- [PROVIDED MATERIAL]
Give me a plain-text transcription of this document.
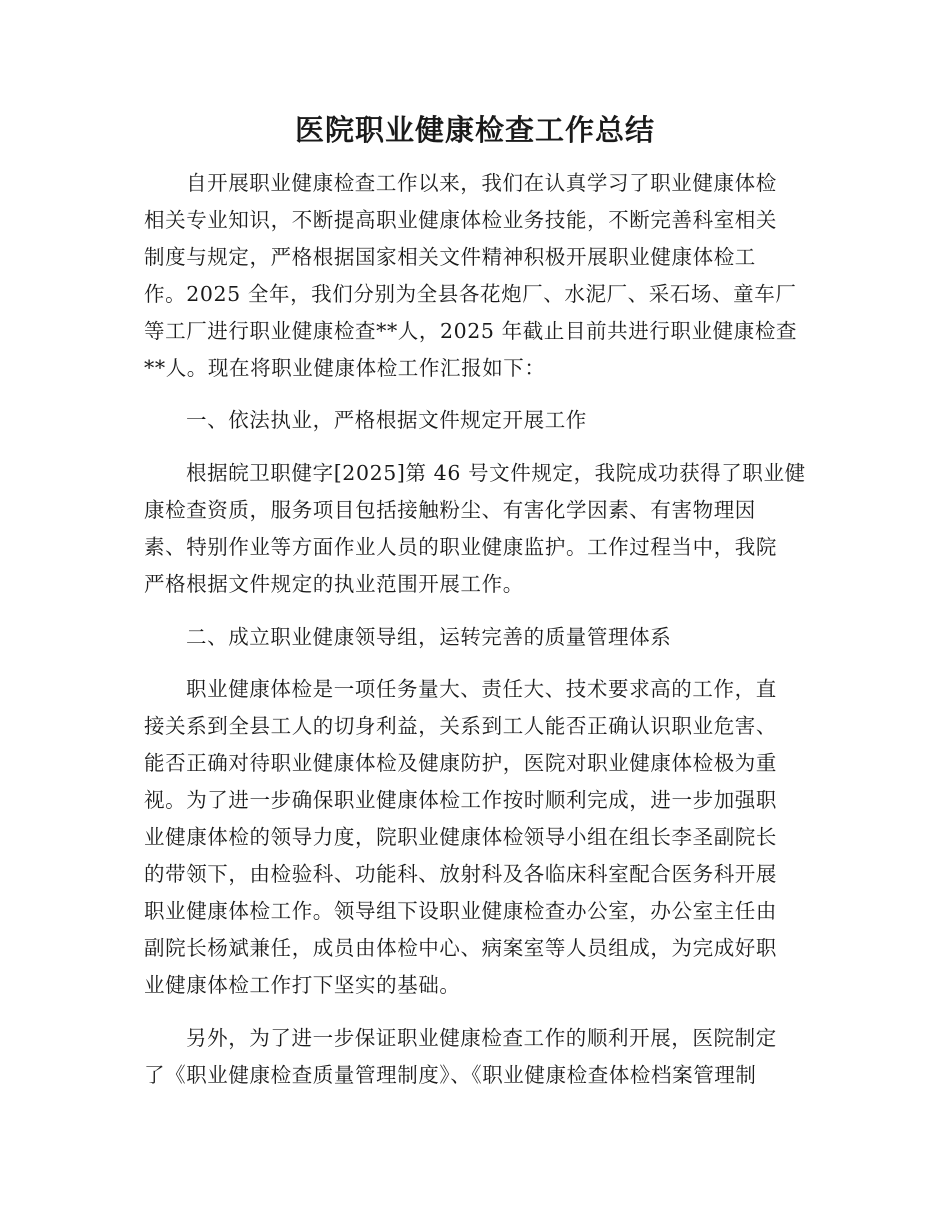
医院职业健康检查工作总结
自开展职业健康检查工作以来，我们在认真学习了职业健康体检
相关专业知识，不断提高职业健康体检业务技能，不断完善科室相关
制度与规定，严格根据国家相关文件精神积极开展职业健康体检工
作。2025 全年，我们分别为全县各花炮厂、水泥厂、采石场、童车厂
等工厂进行职业健康检查**人，2025 年截止目前共进行职业健康检查
**人。现在将职业健康体检工作汇报如下：
一、依法执业，严格根据文件规定开展工作
根据皖卫职健字[2025]第 46 号文件规定，我院成功获得了职业健
康检查资质，服务项目包括接触粉尘、有害化学因素、有害物理因
素、特别作业等方面作业人员的职业健康监护。工作过程当中，我院
严格根据文件规定的执业范围开展工作。
二、成立职业健康领导组，运转完善的质量管理体系
职业健康体检是一项任务量大、责任大、技术要求高的工作，直
接关系到全县工人的切身利益，关系到工人能否正确认识职业危害、
能否正确对待职业健康体检及健康防护，医院对职业健康体检极为重
视。为了进一步确保职业健康体检工作按时顺利完成，进一步加强职
业健康体检的领导力度，院职业健康体检领导小组在组长李圣副院长
的带领下，由检验科、功能科、放射科及各临床科室配合医务科开展
职业健康体检工作。领导组下设职业健康检查办公室，办公室主任由
副院长杨斌兼任，成员由体检中心、病案室等人员组成，为完成好职
业健康体检工作打下坚实的基础。
另外，为了进一步保证职业健康检查工作的顺利开展，医院制定
了《职业健康检查质量管理制度》、《职业健康检查体检档案管理制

- [STATED TASK] Reproduce every line precisely as given, omitting all pictures.

- [ANSWER TO THIS EXERCISE]
Give me a plain-text transcription of this document.
医院职业健康检查工作总结
自开展职业健康检查工作以来，我们在认真学习了职业健康体检
相关专业知识，不断提高职业健康体检业务技能，不断完善科室相关
制度与规定，严格根据国家相关文件精神积极开展职业健康体检工
作。2025 全年，我们分别为全县各花炮厂、水泥厂、采石场、童车厂
等工厂进行职业健康检查**人，2025 年截止目前共进行职业健康检查
**人。现在将职业健康体检工作汇报如下：
一、依法执业，严格根据文件规定开展工作
根据皖卫职健字[2025]第 46 号文件规定，我院成功获得了职业健
康检查资质，服务项目包括接触粉尘、有害化学因素、有害物理因
素、特别作业等方面作业人员的职业健康监护。工作过程当中，我院
严格根据文件规定的执业范围开展工作。
二、成立职业健康领导组，运转完善的质量管理体系
职业健康体检是一项任务量大、责任大、技术要求高的工作，直
接关系到全县工人的切身利益，关系到工人能否正确认识职业危害、
能否正确对待职业健康体检及健康防护，医院对职业健康体检极为重
视。为了进一步确保职业健康体检工作按时顺利完成，进一步加强职
业健康体检的领导力度，院职业健康体检领导小组在组长李圣副院长
的带领下，由检验科、功能科、放射科及各临床科室配合医务科开展
职业健康体检工作。领导组下设职业健康检查办公室，办公室主任由
副院长杨斌兼任，成员由体检中心、病案室等人员组成，为完成好职
业健康体检工作打下坚实的基础。
另外，为了进一步保证职业健康检查工作的顺利开展，医院制定
了《职业健康检查质量管理制度》、《职业健康检查体检档案管理制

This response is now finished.